▶ _INFORMATION SUPPLIED_
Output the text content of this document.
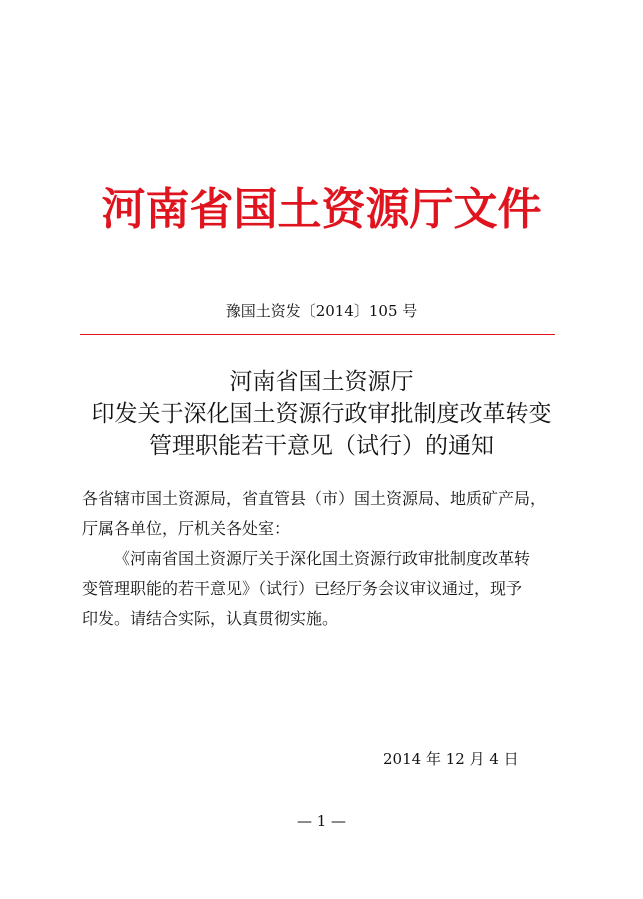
河南省国土资源厅文件
豫国土资发〔2014〕105 号
河南省国土资源厅
印发关于深化国土资源行政审批制度改革转变
管理职能若干意见（试行）的通知
各省辖市国土资源局，省直管县（市）国土资源局、地质矿产局，
厅属各单位，厅机关各处室：
《河南省国土资源厅关于深化国土资源行政审批制度改革转
变管理职能的若干意见》（试行）已经厅务会议审议通过，现予
印发。请结合实际，认真贯彻实施。
2014 年 12 月 4 日
— 1 —
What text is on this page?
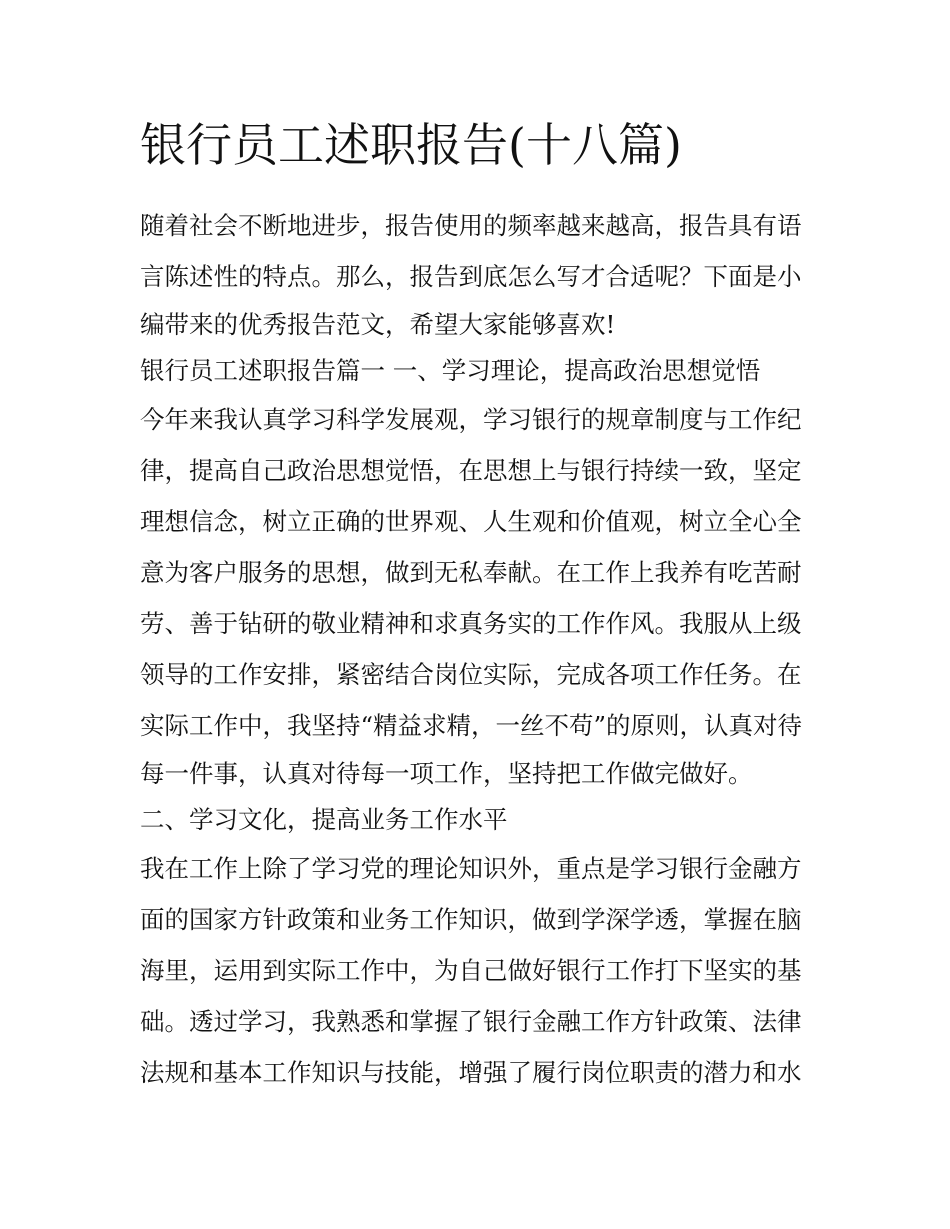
银行员工述职报告(十八篇)
随着社会不断地进步，报告使用的频率越来越高，报告具有语
言陈述性的特点。那么，报告到底怎么写才合适呢？下面是小
编带来的优秀报告范文，希望大家能够喜欢!
银行员工述职报告篇一 一、学习理论，提高政治思想觉悟
今年来我认真学习科学发展观，学习银行的规章制度与工作纪
律，提高自己政治思想觉悟，在思想上与银行持续一致，坚定
理想信念，树立正确的世界观、人生观和价值观，树立全心全
意为客户服务的思想，做到无私奉献。在工作上我养有吃苦耐
劳、善于钻研的敬业精神和求真务实的工作作风。我服从上级
领导的工作安排，紧密结合岗位实际，完成各项工作任务。在
实际工作中，我坚持“精益求精，一丝不苟”的原则，认真对待
每一件事，认真对待每一项工作，坚持把工作做完做好。
二、学习文化，提高业务工作水平
我在工作上除了学习党的理论知识外，重点是学习银行金融方
面的国家方针政策和业务工作知识，做到学深学透，掌握在脑
海里，运用到实际工作中，为自己做好银行工作打下坚实的基
础。透过学习，我熟悉和掌握了银行金融工作方针政策、法律
法规和基本工作知识与技能，增强了履行岗位职责的潜力和水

▶ _WORK REQUIRED_
Scan the listing above for the word "text" and show each line where it is found.

▶ _RESPONSE BELOW_
Output the text content of this document.
What text is on this page?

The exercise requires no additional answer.